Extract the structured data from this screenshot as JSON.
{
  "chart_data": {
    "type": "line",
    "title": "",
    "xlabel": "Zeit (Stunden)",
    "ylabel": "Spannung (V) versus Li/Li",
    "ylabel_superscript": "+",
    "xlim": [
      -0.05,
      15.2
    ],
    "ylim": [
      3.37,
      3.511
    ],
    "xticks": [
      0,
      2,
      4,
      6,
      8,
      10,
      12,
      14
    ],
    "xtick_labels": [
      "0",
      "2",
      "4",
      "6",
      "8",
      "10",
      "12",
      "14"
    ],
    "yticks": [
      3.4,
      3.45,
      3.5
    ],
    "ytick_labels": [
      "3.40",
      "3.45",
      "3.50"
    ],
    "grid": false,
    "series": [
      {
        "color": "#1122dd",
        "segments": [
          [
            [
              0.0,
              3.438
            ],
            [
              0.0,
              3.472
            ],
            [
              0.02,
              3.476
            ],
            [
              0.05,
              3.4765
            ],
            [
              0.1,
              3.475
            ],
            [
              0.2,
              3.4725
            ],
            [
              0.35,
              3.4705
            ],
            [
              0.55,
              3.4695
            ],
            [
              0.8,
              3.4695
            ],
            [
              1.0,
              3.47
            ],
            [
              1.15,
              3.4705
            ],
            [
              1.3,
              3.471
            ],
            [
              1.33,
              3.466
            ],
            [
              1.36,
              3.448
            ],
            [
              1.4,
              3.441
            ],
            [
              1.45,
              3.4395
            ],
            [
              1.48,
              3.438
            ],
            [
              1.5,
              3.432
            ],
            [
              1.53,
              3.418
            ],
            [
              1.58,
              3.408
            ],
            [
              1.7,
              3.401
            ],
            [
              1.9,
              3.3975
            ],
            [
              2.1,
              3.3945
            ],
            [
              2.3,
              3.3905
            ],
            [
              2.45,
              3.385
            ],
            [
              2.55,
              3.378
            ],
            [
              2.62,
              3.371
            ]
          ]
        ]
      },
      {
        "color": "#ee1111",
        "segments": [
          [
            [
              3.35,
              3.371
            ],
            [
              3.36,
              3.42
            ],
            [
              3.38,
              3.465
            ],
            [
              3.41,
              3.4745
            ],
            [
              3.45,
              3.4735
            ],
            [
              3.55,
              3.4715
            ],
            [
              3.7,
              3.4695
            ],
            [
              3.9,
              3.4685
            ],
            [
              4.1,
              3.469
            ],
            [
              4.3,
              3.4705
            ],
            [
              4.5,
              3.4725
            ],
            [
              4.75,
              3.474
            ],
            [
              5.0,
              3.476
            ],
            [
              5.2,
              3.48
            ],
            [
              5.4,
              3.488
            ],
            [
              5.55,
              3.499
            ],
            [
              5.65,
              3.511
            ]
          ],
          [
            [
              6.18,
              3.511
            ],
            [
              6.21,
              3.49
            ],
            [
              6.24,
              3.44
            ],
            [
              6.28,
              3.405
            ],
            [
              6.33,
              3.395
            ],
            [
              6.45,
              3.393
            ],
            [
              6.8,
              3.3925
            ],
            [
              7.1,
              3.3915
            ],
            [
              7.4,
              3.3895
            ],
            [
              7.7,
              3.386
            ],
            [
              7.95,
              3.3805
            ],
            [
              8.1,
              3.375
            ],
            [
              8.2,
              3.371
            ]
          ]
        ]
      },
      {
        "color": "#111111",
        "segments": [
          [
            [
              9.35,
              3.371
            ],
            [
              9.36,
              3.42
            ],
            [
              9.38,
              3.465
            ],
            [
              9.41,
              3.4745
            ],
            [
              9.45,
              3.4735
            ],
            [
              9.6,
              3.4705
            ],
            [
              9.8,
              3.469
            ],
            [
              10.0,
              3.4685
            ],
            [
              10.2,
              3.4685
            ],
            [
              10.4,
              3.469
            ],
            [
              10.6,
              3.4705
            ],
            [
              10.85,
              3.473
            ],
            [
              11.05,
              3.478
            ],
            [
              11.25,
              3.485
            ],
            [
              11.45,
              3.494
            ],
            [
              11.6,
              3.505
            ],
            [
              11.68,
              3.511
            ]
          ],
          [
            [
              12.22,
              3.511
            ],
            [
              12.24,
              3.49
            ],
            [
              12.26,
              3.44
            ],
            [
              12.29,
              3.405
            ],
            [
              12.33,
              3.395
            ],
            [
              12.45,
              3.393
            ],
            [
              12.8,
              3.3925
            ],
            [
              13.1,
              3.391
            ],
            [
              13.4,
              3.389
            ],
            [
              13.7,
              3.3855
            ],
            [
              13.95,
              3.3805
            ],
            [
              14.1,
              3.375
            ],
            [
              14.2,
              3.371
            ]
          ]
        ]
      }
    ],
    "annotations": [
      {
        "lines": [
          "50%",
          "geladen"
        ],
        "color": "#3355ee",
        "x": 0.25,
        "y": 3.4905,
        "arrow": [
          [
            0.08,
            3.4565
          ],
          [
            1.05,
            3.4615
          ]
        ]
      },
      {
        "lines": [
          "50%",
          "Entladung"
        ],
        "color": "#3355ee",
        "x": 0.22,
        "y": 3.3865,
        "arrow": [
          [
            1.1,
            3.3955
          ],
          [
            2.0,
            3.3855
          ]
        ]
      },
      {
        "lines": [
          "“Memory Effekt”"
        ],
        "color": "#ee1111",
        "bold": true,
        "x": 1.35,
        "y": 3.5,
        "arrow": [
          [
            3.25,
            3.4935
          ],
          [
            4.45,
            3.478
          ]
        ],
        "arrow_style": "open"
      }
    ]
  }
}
· · · · · · ·
▶ [THE EXERCISE]: Restate each entry exactly, skipping none.

▶ [SOLUTION FOR THIS PROBLEM]:
Extract the structured data from this screenshot as JSON.
{
  "chart_data": {
    "type": "line",
    "title": "",
    "xlabel": "Zeit (Stunden)",
    "ylabel": "Spannung (V) versus Li/Li",
    "ylabel_superscript": "+",
    "xlim": [
      -0.05,
      15.2
    ],
    "ylim": [
      3.37,
      3.511
    ],
    "xticks": [
      0,
      2,
      4,
      6,
      8,
      10,
      12,
      14
    ],
    "xtick_labels": [
      "0",
      "2",
      "4",
      "6",
      "8",
      "10",
      "12",
      "14"
    ],
    "yticks": [
      3.4,
      3.45,
      3.5
    ],
    "ytick_labels": [
      "3.40",
      "3.45",
      "3.50"
    ],
    "grid": false,
    "series": [
      {
        "color": "#1122dd",
        "segments": [
          [
            [
              0.0,
              3.438
            ],
            [
              0.0,
              3.472
            ],
            [
              0.02,
              3.476
            ],
            [
              0.05,
              3.4765
            ],
            [
              0.1,
              3.475
            ],
            [
              0.2,
              3.4725
            ],
            [
              0.35,
              3.4705
            ],
            [
              0.55,
              3.4695
            ],
            [
              0.8,
              3.4695
            ],
            [
              1.0,
              3.47
            ],
            [
              1.15,
              3.4705
            ],
            [
              1.3,
              3.471
            ],
            [
              1.33,
              3.466
            ],
            [
              1.36,
              3.448
            ],
            [
              1.4,
              3.441
            ],
            [
              1.45,
              3.4395
            ],
            [
              1.48,
              3.438
            ],
            [
              1.5,
              3.432
            ],
            [
              1.53,
              3.418
            ],
            [
              1.58,
              3.408
            ],
            [
              1.7,
              3.401
            ],
            [
              1.9,
              3.3975
            ],
            [
              2.1,
              3.3945
            ],
            [
              2.3,
              3.3905
            ],
            [
              2.45,
              3.385
            ],
            [
              2.55,
              3.378
            ],
            [
              2.62,
              3.371
            ]
          ]
        ]
      },
      {
        "color": "#ee1111",
        "segments": [
          [
            [
              3.35,
              3.371
            ],
            [
              3.36,
              3.42
            ],
            [
              3.38,
              3.465
            ],
            [
              3.41,
              3.4745
            ],
            [
              3.45,
              3.4735
            ],
            [
              3.55,
              3.4715
            ],
            [
              3.7,
              3.4695
            ],
            [
              3.9,
              3.4685
            ],
            [
              4.1,
              3.469
            ],
            [
              4.3,
              3.4705
            ],
            [
              4.5,
              3.4725
            ],
            [
              4.75,
              3.474
            ],
            [
              5.0,
              3.476
            ],
            [
              5.2,
              3.48
            ],
            [
              5.4,
              3.488
            ],
            [
              5.55,
              3.499
            ],
            [
              5.65,
              3.511
            ]
          ],
          [
            [
              6.18,
              3.511
            ],
            [
              6.21,
              3.49
            ],
            [
              6.24,
              3.44
            ],
            [
              6.28,
              3.405
            ],
            [
              6.33,
              3.395
            ],
            [
              6.45,
              3.393
            ],
            [
              6.8,
              3.3925
            ],
            [
              7.1,
              3.3915
            ],
            [
              7.4,
              3.3895
            ],
            [
              7.7,
              3.386
            ],
            [
              7.95,
              3.3805
            ],
            [
              8.1,
              3.375
            ],
            [
              8.2,
              3.371
            ]
          ]
        ]
      },
      {
        "color": "#111111",
        "segments": [
          [
            [
              9.35,
              3.371
            ],
            [
              9.36,
              3.42
            ],
            [
              9.38,
              3.465
            ],
            [
              9.41,
              3.4745
            ],
            [
              9.45,
              3.4735
            ],
            [
              9.6,
              3.4705
            ],
            [
              9.8,
              3.469
            ],
            [
              10.0,
              3.4685
            ],
            [
              10.2,
              3.4685
            ],
            [
              10.4,
              3.469
            ],
            [
              10.6,
              3.4705
            ],
            [
              10.85,
              3.473
            ],
            [
              11.05,
              3.478
            ],
            [
              11.25,
              3.485
            ],
            [
              11.45,
              3.494
            ],
            [
              11.6,
              3.505
            ],
            [
              11.68,
              3.511
            ]
          ],
          [
            [
              12.22,
              3.511
            ],
            [
              12.24,
              3.49
            ],
            [
              12.26,
              3.44
            ],
            [
              12.29,
              3.405
            ],
            [
              12.33,
              3.395
            ],
            [
              12.45,
              3.393
            ],
            [
              12.8,
              3.3925
            ],
            [
              13.1,
              3.391
            ],
            [
              13.4,
              3.389
            ],
            [
              13.7,
              3.3855
            ],
            [
              13.95,
              3.3805
            ],
            [
              14.1,
              3.375
            ],
            [
              14.2,
              3.371
            ]
          ]
        ]
      }
    ],
    "annotations": [
      {
        "lines": [
          "50%",
          "geladen"
        ],
        "color": "#3355ee",
        "x": 0.25,
        "y": 3.4905,
        "arrow": [
          [
            0.08,
            3.4565
          ],
          [
            1.05,
            3.4615
          ]
        ]
      },
      {
        "lines": [
          "50%",
          "Entladung"
        ],
        "color": "#3355ee",
        "x": 0.22,
        "y": 3.3865,
        "arrow": [
          [
            1.1,
            3.3955
          ],
          [
            2.0,
            3.3855
          ]
        ]
      },
      {
        "lines": [
          "“Memory Effekt”"
        ],
        "color": "#ee1111",
        "bold": true,
        "x": 1.35,
        "y": 3.5,
        "arrow": [
          [
            3.25,
            3.4935
          ],
          [
            4.45,
            3.478
          ]
        ],
        "arrow_style": "open"
      }
    ]
  }
}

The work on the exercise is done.